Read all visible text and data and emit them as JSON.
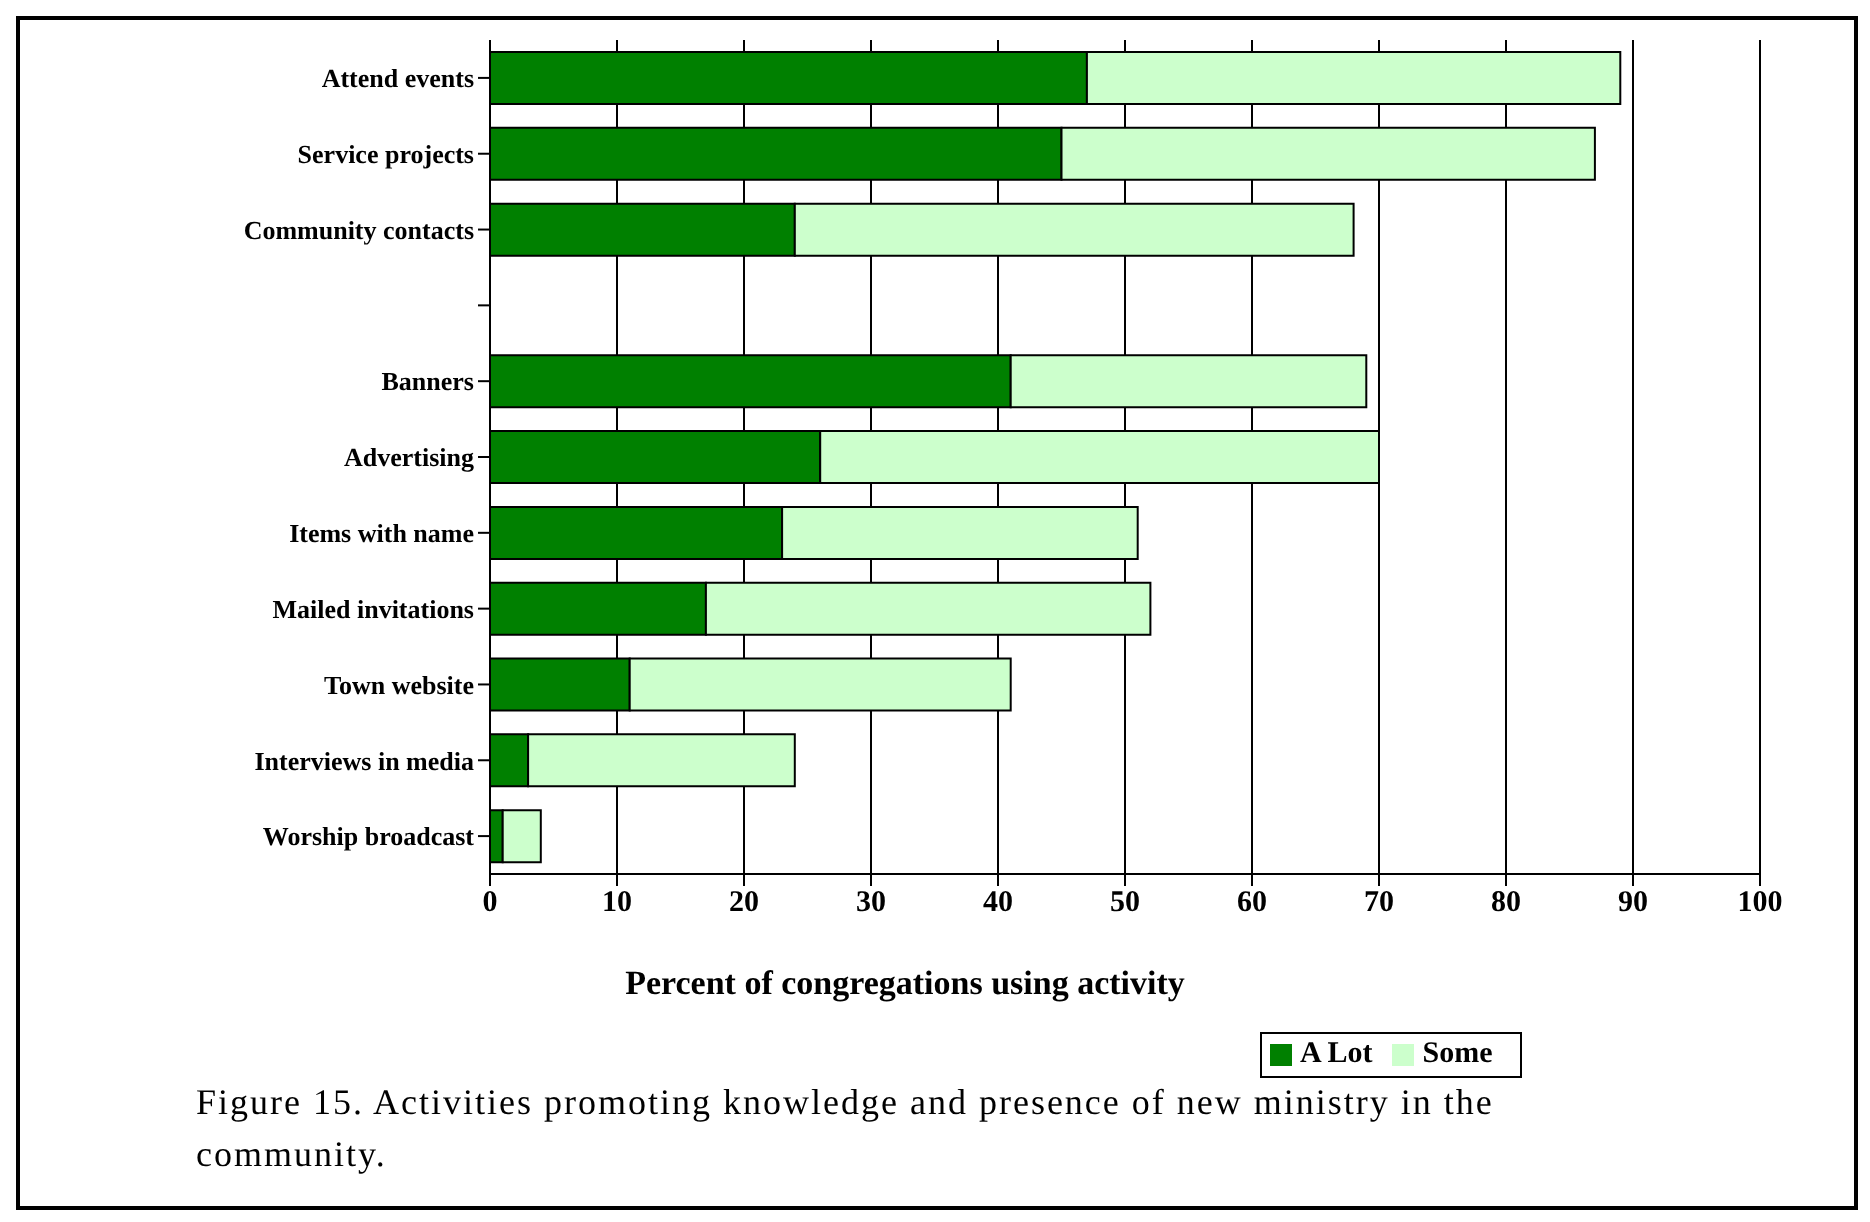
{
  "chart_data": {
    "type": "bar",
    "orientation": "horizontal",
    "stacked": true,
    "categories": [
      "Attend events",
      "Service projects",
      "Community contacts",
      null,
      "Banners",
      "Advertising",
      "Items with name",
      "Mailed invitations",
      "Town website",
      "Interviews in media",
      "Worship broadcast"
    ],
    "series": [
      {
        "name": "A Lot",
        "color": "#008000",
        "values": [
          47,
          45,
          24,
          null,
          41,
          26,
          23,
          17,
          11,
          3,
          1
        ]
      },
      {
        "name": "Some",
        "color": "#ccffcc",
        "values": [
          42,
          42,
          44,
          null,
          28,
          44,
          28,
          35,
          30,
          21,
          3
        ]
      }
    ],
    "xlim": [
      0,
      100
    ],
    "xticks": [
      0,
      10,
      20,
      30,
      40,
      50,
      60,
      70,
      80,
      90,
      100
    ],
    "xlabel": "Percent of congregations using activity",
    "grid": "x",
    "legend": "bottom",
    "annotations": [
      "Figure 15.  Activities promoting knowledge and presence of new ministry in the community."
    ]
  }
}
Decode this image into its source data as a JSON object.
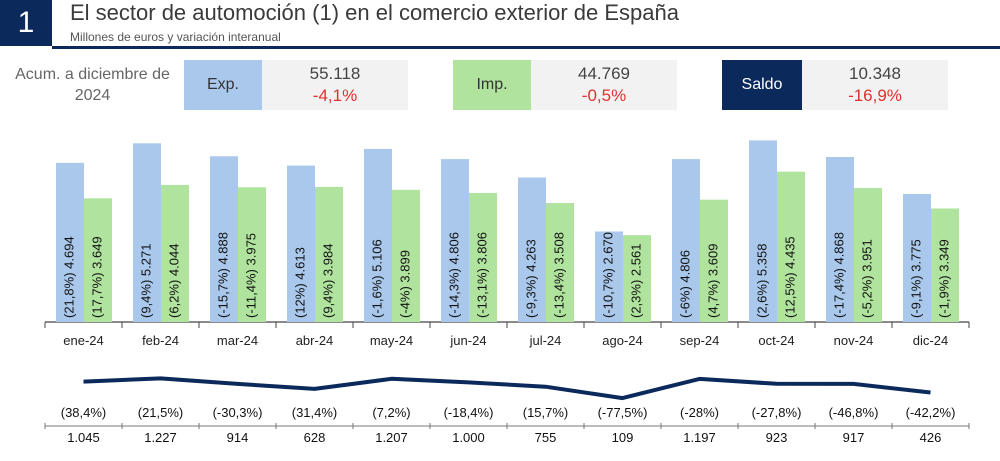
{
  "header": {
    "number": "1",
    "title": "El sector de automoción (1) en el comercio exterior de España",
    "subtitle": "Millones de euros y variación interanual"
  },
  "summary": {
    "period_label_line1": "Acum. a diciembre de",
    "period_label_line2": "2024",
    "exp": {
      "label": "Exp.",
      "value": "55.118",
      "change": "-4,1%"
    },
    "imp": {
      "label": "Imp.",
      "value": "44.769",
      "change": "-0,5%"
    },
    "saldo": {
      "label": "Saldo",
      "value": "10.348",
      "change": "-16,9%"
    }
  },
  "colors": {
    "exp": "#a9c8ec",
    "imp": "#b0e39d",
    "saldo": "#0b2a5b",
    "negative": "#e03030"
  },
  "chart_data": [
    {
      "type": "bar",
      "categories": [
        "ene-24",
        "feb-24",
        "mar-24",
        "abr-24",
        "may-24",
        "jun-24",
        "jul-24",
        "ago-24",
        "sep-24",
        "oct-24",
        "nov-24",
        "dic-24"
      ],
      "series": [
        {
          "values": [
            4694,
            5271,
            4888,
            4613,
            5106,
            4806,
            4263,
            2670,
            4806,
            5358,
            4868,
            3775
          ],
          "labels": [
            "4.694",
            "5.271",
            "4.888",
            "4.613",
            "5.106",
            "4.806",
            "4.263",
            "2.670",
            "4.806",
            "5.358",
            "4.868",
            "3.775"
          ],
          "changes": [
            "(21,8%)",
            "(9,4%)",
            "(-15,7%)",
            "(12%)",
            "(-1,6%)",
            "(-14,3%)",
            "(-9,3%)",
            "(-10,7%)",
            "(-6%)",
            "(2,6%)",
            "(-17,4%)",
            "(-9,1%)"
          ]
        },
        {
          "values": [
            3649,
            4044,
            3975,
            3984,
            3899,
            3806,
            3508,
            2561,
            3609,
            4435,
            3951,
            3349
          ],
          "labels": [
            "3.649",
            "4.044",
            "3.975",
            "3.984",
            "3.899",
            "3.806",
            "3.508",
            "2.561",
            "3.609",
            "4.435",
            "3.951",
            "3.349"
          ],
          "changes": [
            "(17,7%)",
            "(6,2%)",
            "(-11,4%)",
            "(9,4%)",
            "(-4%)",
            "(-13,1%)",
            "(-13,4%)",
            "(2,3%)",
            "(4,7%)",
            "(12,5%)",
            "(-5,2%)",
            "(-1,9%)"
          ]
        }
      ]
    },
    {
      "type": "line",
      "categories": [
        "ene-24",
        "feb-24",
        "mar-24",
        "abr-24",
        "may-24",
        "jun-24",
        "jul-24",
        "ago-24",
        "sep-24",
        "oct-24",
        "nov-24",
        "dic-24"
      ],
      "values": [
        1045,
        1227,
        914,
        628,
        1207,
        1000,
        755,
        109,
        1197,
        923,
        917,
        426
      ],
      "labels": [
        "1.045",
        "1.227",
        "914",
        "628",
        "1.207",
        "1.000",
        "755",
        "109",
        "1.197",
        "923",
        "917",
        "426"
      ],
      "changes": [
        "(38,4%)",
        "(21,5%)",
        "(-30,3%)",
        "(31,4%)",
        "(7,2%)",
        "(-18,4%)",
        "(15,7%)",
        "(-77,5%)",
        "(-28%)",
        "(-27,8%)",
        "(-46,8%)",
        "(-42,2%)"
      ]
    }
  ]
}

----------

→ **What is expected**
Images must not appear in the copy; reproduce everything else in the records verbatim.

→ **Solution to this exercise**
Read all visible text and data and emit them as JSON.
{
  "chart_data": {
    "type": "bar",
    "orientation": "horizontal",
    "stacked": true,
    "categories": [
      "Attend events",
      "Service projects",
      "Community contacts",
      null,
      "Banners",
      "Advertising",
      "Items with name",
      "Mailed invitations",
      "Town website",
      "Interviews in media",
      "Worship broadcast"
    ],
    "series": [
      {
        "name": "A Lot",
        "color": "#008000",
        "values": [
          47,
          45,
          24,
          null,
          41,
          26,
          23,
          17,
          11,
          3,
          1
        ]
      },
      {
        "name": "Some",
        "color": "#ccffcc",
        "values": [
          42,
          42,
          44,
          null,
          28,
          44,
          28,
          35,
          30,
          21,
          3
        ]
      }
    ],
    "xlim": [
      0,
      100
    ],
    "xticks": [
      0,
      10,
      20,
      30,
      40,
      50,
      60,
      70,
      80,
      90,
      100
    ],
    "xlabel": "Percent of congregations using activity",
    "grid": "x",
    "legend": "bottom",
    "annotations": [
      "Figure 15.  Activities promoting knowledge and presence of new ministry in the community."
    ]
  }
}
Decode this image into its source data as a JSON object.
{
  "header": {
    "number": "1",
    "title": "El sector de automoción (1) en el comercio exterior de España",
    "subtitle": "Millones de euros y variación interanual"
  },
  "summary": {
    "period_label_line1": "Acum. a diciembre de",
    "period_label_line2": "2024",
    "exp": {
      "label": "Exp.",
      "value": "55.118",
      "change": "-4,1%"
    },
    "imp": {
      "label": "Imp.",
      "value": "44.769",
      "change": "-0,5%"
    },
    "saldo": {
      "label": "Saldo",
      "value": "10.348",
      "change": "-16,9%"
    }
  },
  "colors": {
    "exp": "#a9c8ec",
    "imp": "#b0e39d",
    "saldo": "#0b2a5b",
    "negative": "#e03030"
  },
  "chart_data": [
    {
      "type": "bar",
      "categories": [
        "ene-24",
        "feb-24",
        "mar-24",
        "abr-24",
        "may-24",
        "jun-24",
        "jul-24",
        "ago-24",
        "sep-24",
        "oct-24",
        "nov-24",
        "dic-24"
      ],
      "series": [
        {
          "values": [
            4694,
            5271,
            4888,
            4613,
            5106,
            4806,
            4263,
            2670,
            4806,
            5358,
            4868,
            3775
          ],
          "labels": [
            "4.694",
            "5.271",
            "4.888",
            "4.613",
            "5.106",
            "4.806",
            "4.263",
            "2.670",
            "4.806",
            "5.358",
            "4.868",
            "3.775"
          ],
          "changes": [
            "(21,8%)",
            "(9,4%)",
            "(-15,7%)",
            "(12%)",
            "(-1,6%)",
            "(-14,3%)",
            "(-9,3%)",
            "(-10,7%)",
            "(-6%)",
            "(2,6%)",
            "(-17,4%)",
            "(-9,1%)"
          ]
        },
        {
          "values": [
            3649,
            4044,
            3975,
            3984,
            3899,
            3806,
            3508,
            2561,
            3609,
            4435,
            3951,
            3349
          ],
          "labels": [
            "3.649",
            "4.044",
            "3.975",
            "3.984",
            "3.899",
            "3.806",
            "3.508",
            "2.561",
            "3.609",
            "4.435",
            "3.951",
            "3.349"
          ],
          "changes": [
            "(17,7%)",
            "(6,2%)",
            "(-11,4%)",
            "(9,4%)",
            "(-4%)",
            "(-13,1%)",
            "(-13,4%)",
            "(2,3%)",
            "(4,7%)",
            "(12,5%)",
            "(-5,2%)",
            "(-1,9%)"
          ]
        }
      ]
    },
    {
      "type": "line",
      "categories": [
        "ene-24",
        "feb-24",
        "mar-24",
        "abr-24",
        "may-24",
        "jun-24",
        "jul-24",
        "ago-24",
        "sep-24",
        "oct-24",
        "nov-24",
        "dic-24"
      ],
      "values": [
        1045,
        1227,
        914,
        628,
        1207,
        1000,
        755,
        109,
        1197,
        923,
        917,
        426
      ],
      "labels": [
        "1.045",
        "1.227",
        "914",
        "628",
        "1.207",
        "1.000",
        "755",
        "109",
        "1.197",
        "923",
        "917",
        "426"
      ],
      "changes": [
        "(38,4%)",
        "(21,5%)",
        "(-30,3%)",
        "(31,4%)",
        "(7,2%)",
        "(-18,4%)",
        "(15,7%)",
        "(-77,5%)",
        "(-28%)",
        "(-27,8%)",
        "(-46,8%)",
        "(-42,2%)"
      ]
    }
  ]
}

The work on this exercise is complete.